WHAT THE EXERCISE ASKS –
Write out all of the data without omission, exactly as shown.

-- SOURCE RECORDS start --

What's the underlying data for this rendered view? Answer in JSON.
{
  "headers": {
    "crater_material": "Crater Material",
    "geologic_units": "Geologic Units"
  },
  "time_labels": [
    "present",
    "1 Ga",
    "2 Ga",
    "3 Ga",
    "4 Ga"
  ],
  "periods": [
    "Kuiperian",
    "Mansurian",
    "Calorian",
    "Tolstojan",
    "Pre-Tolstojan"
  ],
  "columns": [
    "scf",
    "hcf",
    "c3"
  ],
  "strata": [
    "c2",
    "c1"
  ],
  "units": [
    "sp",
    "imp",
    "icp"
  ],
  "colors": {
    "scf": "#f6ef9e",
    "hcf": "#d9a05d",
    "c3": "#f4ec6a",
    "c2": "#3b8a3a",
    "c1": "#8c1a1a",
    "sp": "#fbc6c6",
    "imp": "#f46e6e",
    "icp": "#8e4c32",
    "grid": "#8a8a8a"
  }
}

-- SOURCE RECORDS end --

WRITTEN SOLUTION –
What's the underlying data for this rendered view? Answer in JSON.
{
  "headers": {
    "crater_material": "Crater Material",
    "geologic_units": "Geologic Units"
  },
  "time_labels": [
    "present",
    "1 Ga",
    "2 Ga",
    "3 Ga",
    "4 Ga"
  ],
  "periods": [
    "Kuiperian",
    "Mansurian",
    "Calorian",
    "Tolstojan",
    "Pre-Tolstojan"
  ],
  "columns": [
    "scf",
    "hcf",
    "c3"
  ],
  "strata": [
    "c2",
    "c1"
  ],
  "units": [
    "sp",
    "imp",
    "icp"
  ],
  "colors": {
    "scf": "#f6ef9e",
    "hcf": "#d9a05d",
    "c3": "#f4ec6a",
    "c2": "#3b8a3a",
    "c1": "#8c1a1a",
    "sp": "#fbc6c6",
    "imp": "#f46e6e",
    "icp": "#8e4c32",
    "grid": "#8a8a8a"
  }
}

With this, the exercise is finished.